§ **Task statement**
Show all lines holding "VOSTOK".

§ **Input material**
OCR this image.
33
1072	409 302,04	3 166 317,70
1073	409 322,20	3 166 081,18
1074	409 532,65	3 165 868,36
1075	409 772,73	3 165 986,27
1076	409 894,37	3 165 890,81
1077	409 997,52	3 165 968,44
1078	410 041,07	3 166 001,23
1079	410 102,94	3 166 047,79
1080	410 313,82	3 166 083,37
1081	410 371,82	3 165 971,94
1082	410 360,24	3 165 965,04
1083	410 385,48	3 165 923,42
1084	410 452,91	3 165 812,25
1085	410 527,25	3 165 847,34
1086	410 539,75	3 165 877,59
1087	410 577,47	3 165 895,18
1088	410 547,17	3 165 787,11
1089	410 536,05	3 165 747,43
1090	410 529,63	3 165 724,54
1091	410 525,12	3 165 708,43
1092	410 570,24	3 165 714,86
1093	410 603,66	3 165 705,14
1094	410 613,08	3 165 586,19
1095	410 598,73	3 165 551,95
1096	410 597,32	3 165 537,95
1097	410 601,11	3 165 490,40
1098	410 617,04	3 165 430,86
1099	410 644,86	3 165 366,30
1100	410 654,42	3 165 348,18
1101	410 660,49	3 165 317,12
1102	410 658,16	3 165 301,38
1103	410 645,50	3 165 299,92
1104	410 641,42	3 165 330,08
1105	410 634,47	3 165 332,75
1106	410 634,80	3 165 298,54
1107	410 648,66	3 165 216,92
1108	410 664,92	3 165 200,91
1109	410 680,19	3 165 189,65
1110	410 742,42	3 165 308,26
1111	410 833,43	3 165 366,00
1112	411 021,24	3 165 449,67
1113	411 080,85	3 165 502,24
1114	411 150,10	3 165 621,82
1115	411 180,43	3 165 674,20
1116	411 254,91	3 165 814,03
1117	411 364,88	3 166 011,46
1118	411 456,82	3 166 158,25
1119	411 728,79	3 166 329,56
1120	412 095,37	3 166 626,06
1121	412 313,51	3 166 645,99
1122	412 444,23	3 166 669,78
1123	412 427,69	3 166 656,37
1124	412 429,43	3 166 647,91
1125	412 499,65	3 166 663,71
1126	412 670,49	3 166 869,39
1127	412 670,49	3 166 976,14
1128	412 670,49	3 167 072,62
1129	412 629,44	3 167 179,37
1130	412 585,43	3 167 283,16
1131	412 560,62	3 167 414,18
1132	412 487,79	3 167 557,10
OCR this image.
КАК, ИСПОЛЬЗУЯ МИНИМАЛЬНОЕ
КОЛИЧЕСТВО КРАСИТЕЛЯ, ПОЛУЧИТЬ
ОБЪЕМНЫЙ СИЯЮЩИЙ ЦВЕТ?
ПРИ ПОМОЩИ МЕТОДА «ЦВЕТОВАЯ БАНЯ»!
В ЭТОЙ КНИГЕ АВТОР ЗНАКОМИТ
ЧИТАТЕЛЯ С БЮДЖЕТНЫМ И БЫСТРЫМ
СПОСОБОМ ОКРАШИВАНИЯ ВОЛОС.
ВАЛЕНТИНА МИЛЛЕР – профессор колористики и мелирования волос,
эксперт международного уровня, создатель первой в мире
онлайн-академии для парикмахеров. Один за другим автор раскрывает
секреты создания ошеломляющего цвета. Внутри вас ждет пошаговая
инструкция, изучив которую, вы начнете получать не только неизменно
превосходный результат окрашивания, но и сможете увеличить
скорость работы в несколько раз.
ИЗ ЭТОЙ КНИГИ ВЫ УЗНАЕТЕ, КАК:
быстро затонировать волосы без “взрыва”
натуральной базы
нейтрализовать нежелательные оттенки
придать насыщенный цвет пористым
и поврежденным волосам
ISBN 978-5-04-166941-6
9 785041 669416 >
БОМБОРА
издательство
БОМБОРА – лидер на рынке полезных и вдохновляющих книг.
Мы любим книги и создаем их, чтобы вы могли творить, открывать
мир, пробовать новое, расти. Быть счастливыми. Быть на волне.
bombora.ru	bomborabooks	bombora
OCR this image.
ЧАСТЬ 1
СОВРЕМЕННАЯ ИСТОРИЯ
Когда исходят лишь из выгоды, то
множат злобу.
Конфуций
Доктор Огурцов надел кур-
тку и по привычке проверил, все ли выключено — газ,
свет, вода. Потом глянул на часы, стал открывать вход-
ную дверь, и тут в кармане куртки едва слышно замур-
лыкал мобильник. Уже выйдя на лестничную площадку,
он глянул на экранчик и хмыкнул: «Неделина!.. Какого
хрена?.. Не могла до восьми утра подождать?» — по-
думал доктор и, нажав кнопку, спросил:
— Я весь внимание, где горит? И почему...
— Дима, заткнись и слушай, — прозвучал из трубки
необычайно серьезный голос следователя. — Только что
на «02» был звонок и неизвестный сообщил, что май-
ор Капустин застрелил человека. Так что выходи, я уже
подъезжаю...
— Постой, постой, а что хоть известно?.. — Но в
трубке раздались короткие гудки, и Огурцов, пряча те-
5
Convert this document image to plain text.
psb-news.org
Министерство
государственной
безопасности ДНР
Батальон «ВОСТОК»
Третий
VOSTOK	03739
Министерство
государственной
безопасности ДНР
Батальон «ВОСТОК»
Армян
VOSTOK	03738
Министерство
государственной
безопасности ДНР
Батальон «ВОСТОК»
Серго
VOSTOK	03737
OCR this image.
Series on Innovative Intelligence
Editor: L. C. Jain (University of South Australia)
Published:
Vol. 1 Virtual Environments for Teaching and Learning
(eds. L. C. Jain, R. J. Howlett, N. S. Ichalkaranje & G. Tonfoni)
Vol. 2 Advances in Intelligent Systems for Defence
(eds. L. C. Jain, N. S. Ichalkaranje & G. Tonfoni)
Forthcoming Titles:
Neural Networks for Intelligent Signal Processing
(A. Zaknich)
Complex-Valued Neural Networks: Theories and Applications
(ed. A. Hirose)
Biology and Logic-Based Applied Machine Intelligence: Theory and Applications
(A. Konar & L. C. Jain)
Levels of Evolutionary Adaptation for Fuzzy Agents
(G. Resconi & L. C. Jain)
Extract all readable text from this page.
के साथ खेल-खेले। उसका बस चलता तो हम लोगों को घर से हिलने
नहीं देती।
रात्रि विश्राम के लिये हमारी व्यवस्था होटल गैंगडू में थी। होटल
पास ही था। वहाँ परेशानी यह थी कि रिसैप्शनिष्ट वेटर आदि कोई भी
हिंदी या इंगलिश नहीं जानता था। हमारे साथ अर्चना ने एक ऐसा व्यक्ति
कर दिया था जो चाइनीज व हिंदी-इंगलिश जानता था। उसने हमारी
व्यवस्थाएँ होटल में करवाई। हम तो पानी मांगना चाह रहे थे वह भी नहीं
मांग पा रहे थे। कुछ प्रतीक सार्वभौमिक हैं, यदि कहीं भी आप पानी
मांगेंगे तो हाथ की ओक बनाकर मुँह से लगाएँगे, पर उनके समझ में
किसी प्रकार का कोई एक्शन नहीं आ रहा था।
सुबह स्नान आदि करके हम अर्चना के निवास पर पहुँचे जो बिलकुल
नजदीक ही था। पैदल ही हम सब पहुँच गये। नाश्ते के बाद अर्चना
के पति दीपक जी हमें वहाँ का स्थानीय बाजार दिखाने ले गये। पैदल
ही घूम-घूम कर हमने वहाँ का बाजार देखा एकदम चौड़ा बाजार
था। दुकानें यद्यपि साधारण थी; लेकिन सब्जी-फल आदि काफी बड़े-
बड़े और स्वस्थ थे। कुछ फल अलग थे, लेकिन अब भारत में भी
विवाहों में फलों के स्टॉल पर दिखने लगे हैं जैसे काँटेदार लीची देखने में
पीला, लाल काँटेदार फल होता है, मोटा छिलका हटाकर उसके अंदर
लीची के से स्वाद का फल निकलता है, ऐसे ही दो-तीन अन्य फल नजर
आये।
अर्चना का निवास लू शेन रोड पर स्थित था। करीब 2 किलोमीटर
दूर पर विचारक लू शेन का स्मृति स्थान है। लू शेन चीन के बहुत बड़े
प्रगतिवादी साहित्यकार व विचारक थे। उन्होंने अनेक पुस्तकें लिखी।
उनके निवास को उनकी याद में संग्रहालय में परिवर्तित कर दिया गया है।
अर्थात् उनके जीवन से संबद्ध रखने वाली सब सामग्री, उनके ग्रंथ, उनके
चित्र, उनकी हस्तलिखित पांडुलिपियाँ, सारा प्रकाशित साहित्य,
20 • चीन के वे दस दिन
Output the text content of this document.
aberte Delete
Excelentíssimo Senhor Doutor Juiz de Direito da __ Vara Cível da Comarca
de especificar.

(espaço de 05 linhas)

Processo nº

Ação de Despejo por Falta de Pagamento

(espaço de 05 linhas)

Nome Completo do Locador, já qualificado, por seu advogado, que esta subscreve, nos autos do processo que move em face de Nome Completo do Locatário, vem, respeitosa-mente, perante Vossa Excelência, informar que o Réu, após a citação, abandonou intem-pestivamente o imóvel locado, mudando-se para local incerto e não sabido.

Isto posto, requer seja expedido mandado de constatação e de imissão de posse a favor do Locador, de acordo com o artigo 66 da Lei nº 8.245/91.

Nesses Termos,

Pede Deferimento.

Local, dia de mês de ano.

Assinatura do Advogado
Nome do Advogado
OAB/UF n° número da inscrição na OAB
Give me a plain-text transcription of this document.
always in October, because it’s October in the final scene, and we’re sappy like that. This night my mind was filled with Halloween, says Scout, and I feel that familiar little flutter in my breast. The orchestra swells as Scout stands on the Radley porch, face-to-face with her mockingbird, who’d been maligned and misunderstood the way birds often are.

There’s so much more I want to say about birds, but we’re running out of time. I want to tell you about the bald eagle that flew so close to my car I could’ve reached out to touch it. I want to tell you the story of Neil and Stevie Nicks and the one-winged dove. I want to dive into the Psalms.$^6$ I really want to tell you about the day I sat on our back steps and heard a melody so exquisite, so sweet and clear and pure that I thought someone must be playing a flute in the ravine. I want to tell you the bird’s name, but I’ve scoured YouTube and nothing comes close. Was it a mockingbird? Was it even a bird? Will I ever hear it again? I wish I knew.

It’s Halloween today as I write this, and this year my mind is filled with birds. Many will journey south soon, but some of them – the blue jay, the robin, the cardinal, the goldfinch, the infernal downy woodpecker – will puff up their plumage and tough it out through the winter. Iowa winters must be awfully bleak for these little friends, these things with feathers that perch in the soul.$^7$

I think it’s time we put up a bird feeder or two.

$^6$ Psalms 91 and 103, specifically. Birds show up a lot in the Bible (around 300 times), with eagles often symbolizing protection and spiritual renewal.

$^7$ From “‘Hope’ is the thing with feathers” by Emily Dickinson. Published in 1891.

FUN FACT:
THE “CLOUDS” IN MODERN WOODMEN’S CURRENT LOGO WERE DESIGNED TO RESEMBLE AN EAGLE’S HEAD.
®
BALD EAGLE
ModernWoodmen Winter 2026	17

§ **Solution to the exercise**
VOSTOK	03739
VOSTOK	03738
VOSTOK	03737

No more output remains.